## The problem
Among the entries that follow, how many lines contain the string "Gelder"? Answer with that number only.

## Records provided
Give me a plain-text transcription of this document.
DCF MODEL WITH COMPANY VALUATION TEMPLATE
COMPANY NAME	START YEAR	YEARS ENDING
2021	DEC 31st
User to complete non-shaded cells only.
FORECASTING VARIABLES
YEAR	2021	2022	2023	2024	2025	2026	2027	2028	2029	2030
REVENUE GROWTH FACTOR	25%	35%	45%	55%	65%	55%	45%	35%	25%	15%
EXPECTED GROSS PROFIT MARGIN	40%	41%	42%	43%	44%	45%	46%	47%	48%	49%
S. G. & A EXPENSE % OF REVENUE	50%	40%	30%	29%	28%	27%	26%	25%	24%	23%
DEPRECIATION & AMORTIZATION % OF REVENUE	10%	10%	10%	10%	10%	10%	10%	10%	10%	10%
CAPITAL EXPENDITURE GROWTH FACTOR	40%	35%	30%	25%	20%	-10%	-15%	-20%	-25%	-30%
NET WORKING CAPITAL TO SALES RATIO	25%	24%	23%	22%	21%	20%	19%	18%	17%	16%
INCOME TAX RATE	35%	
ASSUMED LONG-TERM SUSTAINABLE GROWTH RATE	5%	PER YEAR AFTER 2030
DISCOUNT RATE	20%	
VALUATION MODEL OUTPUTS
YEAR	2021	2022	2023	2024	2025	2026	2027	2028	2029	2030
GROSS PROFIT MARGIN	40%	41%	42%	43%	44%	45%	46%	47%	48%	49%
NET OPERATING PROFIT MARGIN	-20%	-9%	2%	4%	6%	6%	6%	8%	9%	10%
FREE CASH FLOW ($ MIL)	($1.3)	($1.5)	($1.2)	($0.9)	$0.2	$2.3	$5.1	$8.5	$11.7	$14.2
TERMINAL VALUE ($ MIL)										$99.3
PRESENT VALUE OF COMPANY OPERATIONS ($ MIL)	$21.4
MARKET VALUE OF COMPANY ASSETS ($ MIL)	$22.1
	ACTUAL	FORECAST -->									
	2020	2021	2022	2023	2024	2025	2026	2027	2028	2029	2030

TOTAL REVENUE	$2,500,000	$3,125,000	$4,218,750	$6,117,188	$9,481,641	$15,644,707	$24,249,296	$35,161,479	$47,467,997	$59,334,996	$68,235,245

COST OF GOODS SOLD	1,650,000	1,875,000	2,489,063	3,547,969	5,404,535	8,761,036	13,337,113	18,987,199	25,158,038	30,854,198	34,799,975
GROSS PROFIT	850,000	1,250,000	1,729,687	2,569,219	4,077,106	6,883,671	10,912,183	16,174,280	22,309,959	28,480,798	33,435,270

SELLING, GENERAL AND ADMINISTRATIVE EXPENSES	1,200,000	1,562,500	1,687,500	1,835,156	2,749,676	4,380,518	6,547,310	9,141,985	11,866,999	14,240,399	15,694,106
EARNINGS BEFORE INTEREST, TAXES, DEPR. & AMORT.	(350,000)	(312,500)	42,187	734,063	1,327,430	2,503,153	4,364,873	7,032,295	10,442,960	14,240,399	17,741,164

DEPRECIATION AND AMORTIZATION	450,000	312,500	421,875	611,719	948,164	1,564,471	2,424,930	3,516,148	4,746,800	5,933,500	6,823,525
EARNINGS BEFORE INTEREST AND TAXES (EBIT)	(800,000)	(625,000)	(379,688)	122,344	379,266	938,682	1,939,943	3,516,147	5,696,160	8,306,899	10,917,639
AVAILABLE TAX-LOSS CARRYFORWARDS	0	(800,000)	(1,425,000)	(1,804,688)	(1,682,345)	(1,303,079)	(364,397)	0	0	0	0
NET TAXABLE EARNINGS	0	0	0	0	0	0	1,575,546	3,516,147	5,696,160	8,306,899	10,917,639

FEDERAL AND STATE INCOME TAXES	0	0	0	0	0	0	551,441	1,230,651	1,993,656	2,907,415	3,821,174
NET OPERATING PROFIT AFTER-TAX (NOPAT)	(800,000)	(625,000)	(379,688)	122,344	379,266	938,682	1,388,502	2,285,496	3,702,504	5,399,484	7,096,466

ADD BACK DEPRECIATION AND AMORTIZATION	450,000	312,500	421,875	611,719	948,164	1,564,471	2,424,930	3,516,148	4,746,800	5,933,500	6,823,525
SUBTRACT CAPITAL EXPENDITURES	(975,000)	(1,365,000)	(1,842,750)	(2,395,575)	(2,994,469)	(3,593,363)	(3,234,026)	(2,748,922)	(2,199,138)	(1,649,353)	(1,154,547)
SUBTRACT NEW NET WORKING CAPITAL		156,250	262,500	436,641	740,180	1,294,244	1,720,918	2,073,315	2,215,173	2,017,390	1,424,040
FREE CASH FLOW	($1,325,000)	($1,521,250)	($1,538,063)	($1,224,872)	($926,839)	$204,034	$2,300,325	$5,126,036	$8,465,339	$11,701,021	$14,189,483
---
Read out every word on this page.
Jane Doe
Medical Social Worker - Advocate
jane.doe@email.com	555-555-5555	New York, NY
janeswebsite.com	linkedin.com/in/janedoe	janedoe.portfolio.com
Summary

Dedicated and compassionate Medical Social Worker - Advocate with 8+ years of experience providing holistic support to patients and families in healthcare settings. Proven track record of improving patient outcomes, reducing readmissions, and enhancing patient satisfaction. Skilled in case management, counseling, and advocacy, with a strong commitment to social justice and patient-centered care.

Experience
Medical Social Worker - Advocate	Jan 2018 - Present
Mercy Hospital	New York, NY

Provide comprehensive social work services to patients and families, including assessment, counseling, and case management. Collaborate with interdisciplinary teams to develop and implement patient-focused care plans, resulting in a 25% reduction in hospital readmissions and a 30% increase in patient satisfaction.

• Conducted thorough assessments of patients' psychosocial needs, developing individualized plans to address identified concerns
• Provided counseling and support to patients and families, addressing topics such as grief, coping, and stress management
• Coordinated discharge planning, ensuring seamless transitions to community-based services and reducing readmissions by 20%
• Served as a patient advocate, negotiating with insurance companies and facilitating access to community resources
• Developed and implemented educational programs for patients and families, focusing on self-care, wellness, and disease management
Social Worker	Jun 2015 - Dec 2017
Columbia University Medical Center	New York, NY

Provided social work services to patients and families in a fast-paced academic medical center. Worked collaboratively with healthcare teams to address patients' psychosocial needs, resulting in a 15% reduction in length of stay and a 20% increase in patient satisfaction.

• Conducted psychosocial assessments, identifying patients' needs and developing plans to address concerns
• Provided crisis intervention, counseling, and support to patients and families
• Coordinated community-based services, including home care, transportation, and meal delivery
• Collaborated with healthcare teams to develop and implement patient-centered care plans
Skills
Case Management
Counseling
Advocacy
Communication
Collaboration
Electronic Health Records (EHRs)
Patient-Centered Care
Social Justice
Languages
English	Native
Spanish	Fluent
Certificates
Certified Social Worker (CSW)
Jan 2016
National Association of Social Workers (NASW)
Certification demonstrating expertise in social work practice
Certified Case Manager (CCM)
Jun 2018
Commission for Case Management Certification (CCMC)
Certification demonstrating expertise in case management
* * *
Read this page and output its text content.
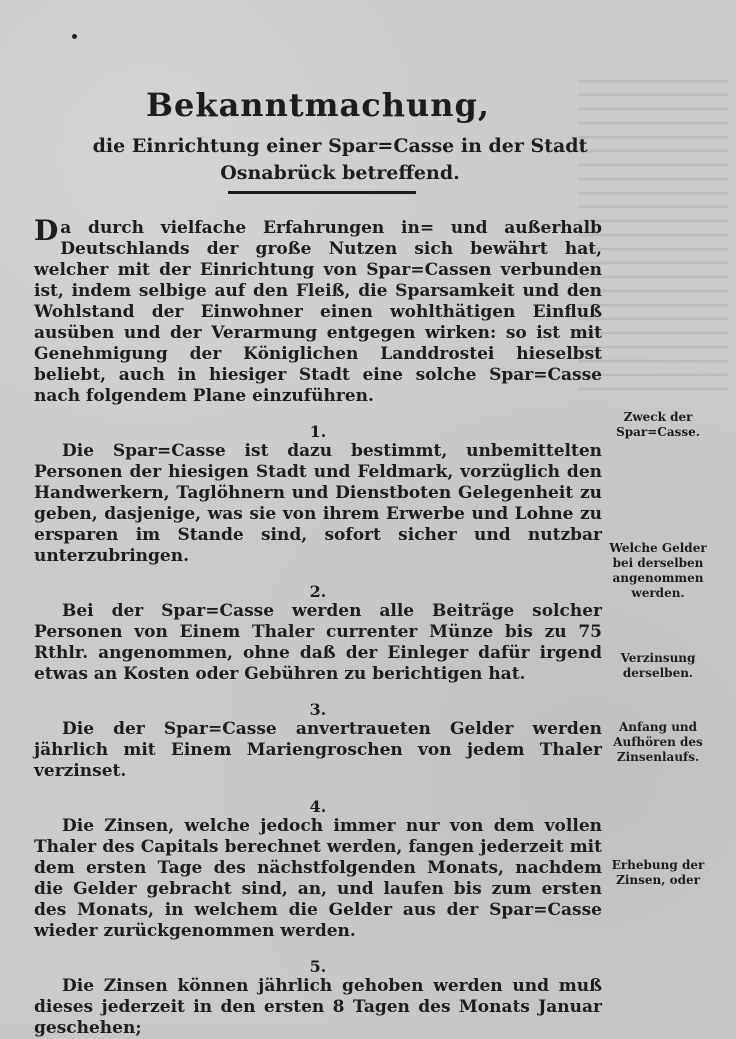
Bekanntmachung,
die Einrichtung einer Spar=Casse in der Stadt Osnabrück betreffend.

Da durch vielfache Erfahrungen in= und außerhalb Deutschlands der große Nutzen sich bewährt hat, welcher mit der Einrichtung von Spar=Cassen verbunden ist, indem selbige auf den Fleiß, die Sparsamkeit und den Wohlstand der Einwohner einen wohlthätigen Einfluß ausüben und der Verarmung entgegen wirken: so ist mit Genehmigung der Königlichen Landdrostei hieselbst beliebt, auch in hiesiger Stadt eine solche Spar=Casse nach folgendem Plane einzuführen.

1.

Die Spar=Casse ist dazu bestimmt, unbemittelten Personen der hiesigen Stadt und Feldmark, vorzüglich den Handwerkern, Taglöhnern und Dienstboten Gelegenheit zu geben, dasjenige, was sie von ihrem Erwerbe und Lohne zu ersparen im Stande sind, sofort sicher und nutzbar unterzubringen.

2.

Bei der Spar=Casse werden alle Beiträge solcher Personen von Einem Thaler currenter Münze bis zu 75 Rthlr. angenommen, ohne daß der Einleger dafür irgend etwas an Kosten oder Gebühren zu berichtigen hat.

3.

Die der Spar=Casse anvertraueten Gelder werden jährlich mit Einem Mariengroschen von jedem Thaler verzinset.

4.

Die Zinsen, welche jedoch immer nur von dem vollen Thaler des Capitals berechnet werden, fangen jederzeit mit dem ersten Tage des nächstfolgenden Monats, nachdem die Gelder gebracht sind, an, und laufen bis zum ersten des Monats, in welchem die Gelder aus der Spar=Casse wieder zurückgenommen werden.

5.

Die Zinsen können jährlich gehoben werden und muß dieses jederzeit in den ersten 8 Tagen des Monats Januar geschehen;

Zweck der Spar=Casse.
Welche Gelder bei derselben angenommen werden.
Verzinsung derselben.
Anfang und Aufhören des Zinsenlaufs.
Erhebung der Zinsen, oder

## Solution
3